— Start MATERIAL PROVIDED —
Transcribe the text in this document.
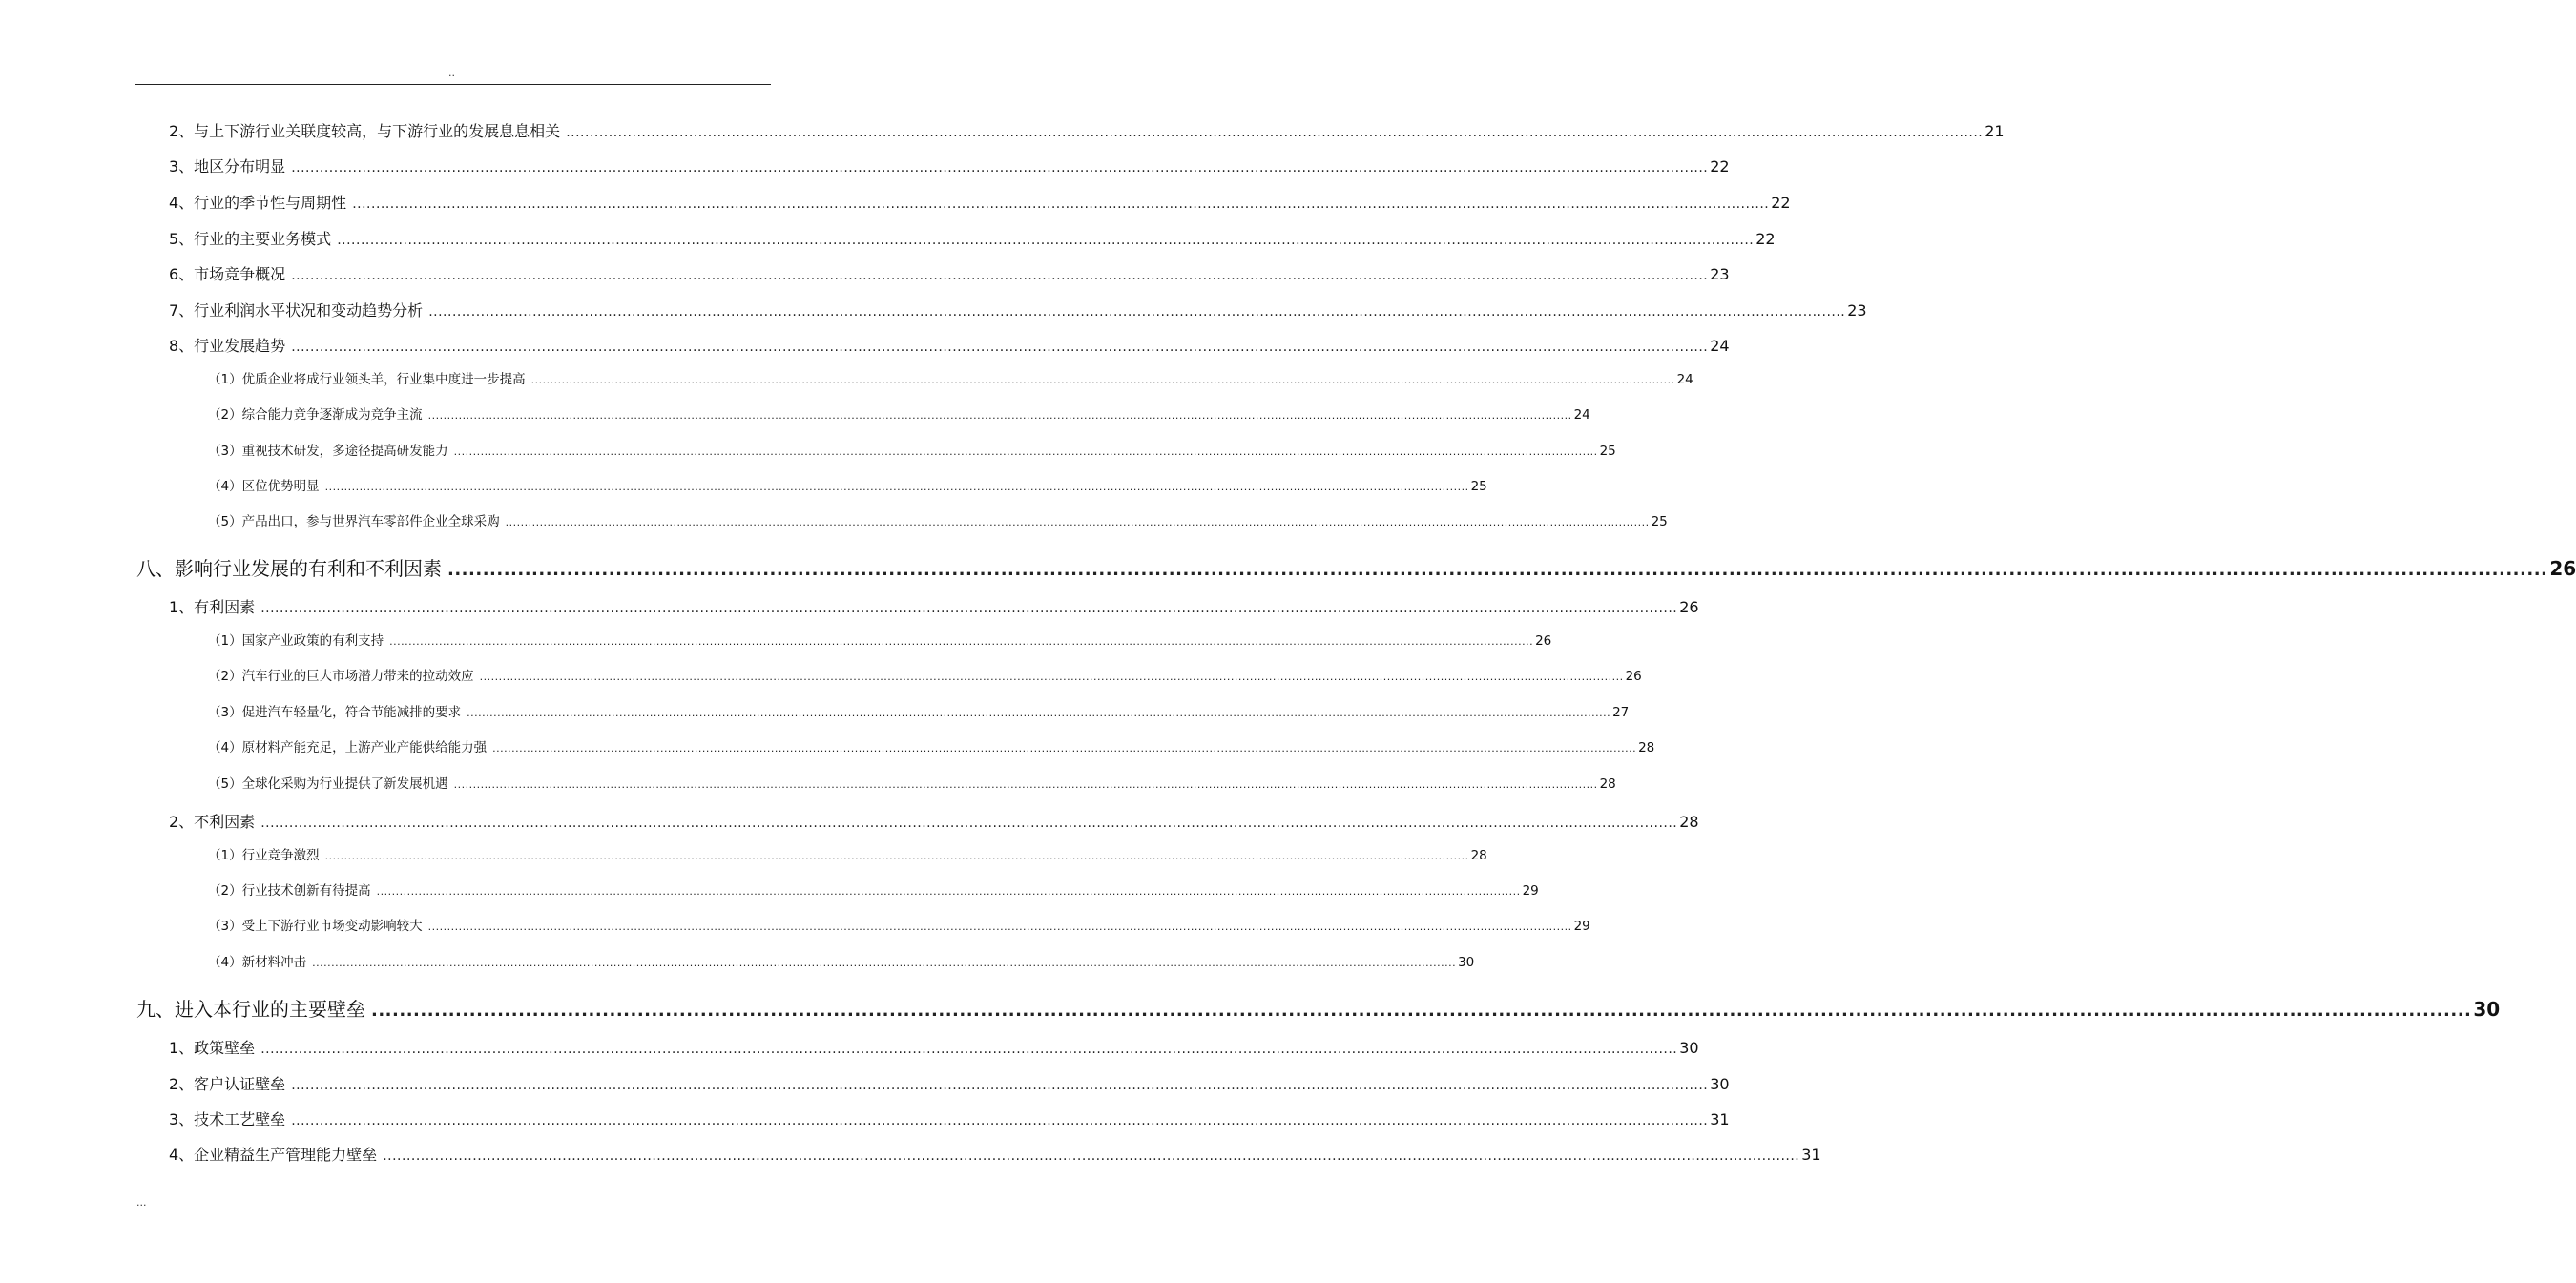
..
2、与上下游行业关联度较高，与下游行业的发展息息相关 ............................................................................................................................................................................................................................................................................................................ 21
3、地区分布明显 ............................................................................................................................................................................................................................................................................................................ 22
4、行业的季节性与周期性 ............................................................................................................................................................................................................................................................................................................ 22
5、行业的主要业务模式 ............................................................................................................................................................................................................................................................................................................ 22
6、市场竞争概况 ............................................................................................................................................................................................................................................................................................................ 23
7、行业利润水平状况和变动趋势分析 ............................................................................................................................................................................................................................................................................................................ 23
8、行业发展趋势 ............................................................................................................................................................................................................................................................................................................ 24
（1）优质企业将成行业领头羊，行业集中度进一步提高 ............................................................................................................................................................................................................................................................................................................ 24
（2）综合能力竞争逐渐成为竞争主流 ............................................................................................................................................................................................................................................................................................................ 24
（3）重视技术研发，多途径提高研发能力 ............................................................................................................................................................................................................................................................................................................ 25
（4）区位优势明显 ............................................................................................................................................................................................................................................................................................................ 25
（5）产品出口，参与世界汽车零部件企业全球采购 ............................................................................................................................................................................................................................................................................................................ 25
八、影响行业发展的有利和不利因素 ............................................................................................................................................................................................................................................................................................................ 26
1、有利因素 ............................................................................................................................................................................................................................................................................................................ 26
（1）国家产业政策的有利支持 ............................................................................................................................................................................................................................................................................................................ 26
（2）汽车行业的巨大市场潜力带来的拉动效应 ............................................................................................................................................................................................................................................................................................................ 26
（3）促进汽车轻量化，符合节能减排的要求 ............................................................................................................................................................................................................................................................................................................ 27
（4）原材料产能充足，上游产业产能供给能力强 ............................................................................................................................................................................................................................................................................................................ 28
（5）全球化采购为行业提供了新发展机遇 ............................................................................................................................................................................................................................................................................................................ 28
2、不利因素 ............................................................................................................................................................................................................................................................................................................ 28
（1）行业竞争激烈 ............................................................................................................................................................................................................................................................................................................ 28
（2）行业技术创新有待提高 ............................................................................................................................................................................................................................................................................................................ 29
（3）受上下游行业市场变动影响较大 ............................................................................................................................................................................................................................................................................................................ 29
（4）新材料冲击 ............................................................................................................................................................................................................................................................................................................ 30
九、进入本行业的主要壁垒 ............................................................................................................................................................................................................................................................................................................ 30
1、政策壁垒 ............................................................................................................................................................................................................................................................................................................ 30
2、客户认证壁垒 ............................................................................................................................................................................................................................................................................................................ 30
3、技术工艺壁垒 ............................................................................................................................................................................................................................................................................................................ 31
4、企业精益生产管理能力壁垒 ............................................................................................................................................................................................................................................................................................................ 31
...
— End MATERIAL PROVIDED —
**YOUR GOAL:**
Exactly as written, return every line of the listing, but not the pictures.

**TASK SOLUTION:**
Transcribe the text in this document.
..
2、与上下游行业关联度较高，与下游行业的发展息息相关 ............................................................................................................................................................................................................................................................................................................ 21
3、地区分布明显 ............................................................................................................................................................................................................................................................................................................ 22
4、行业的季节性与周期性 ............................................................................................................................................................................................................................................................................................................ 22
5、行业的主要业务模式 ............................................................................................................................................................................................................................................................................................................ 22
6、市场竞争概况 ............................................................................................................................................................................................................................................................................................................ 23
7、行业利润水平状况和变动趋势分析 ............................................................................................................................................................................................................................................................................................................ 23
8、行业发展趋势 ............................................................................................................................................................................................................................................................................................................ 24
（1）优质企业将成行业领头羊，行业集中度进一步提高 ............................................................................................................................................................................................................................................................................................................ 24
（2）综合能力竞争逐渐成为竞争主流 ............................................................................................................................................................................................................................................................................................................ 24
（3）重视技术研发，多途径提高研发能力 ............................................................................................................................................................................................................................................................................................................ 25
（4）区位优势明显 ............................................................................................................................................................................................................................................................................................................ 25
（5）产品出口，参与世界汽车零部件企业全球采购 ............................................................................................................................................................................................................................................................................................................ 25
八、影响行业发展的有利和不利因素 ............................................................................................................................................................................................................................................................................................................ 26
1、有利因素 ............................................................................................................................................................................................................................................................................................................ 26
（1）国家产业政策的有利支持 ............................................................................................................................................................................................................................................................................................................ 26
（2）汽车行业的巨大市场潜力带来的拉动效应 ............................................................................................................................................................................................................................................................................................................ 26
（3）促进汽车轻量化，符合节能减排的要求 ............................................................................................................................................................................................................................................................................................................ 27
（4）原材料产能充足，上游产业产能供给能力强 ............................................................................................................................................................................................................................................................................................................ 28
（5）全球化采购为行业提供了新发展机遇 ............................................................................................................................................................................................................................................................................................................ 28
2、不利因素 ............................................................................................................................................................................................................................................................................................................ 28
（1）行业竞争激烈 ............................................................................................................................................................................................................................................................................................................ 28
（2）行业技术创新有待提高 ............................................................................................................................................................................................................................................................................................................ 29
（3）受上下游行业市场变动影响较大 ............................................................................................................................................................................................................................................................................................................ 29
（4）新材料冲击 ............................................................................................................................................................................................................................................................................................................ 30
九、进入本行业的主要壁垒 ............................................................................................................................................................................................................................................................................................................ 30
1、政策壁垒 ............................................................................................................................................................................................................................................................................................................ 30
2、客户认证壁垒 ............................................................................................................................................................................................................................................................................................................ 30
3、技术工艺壁垒 ............................................................................................................................................................................................................................................................................................................ 31
4、企业精益生产管理能力壁垒 ............................................................................................................................................................................................................................................................................................................ 31
...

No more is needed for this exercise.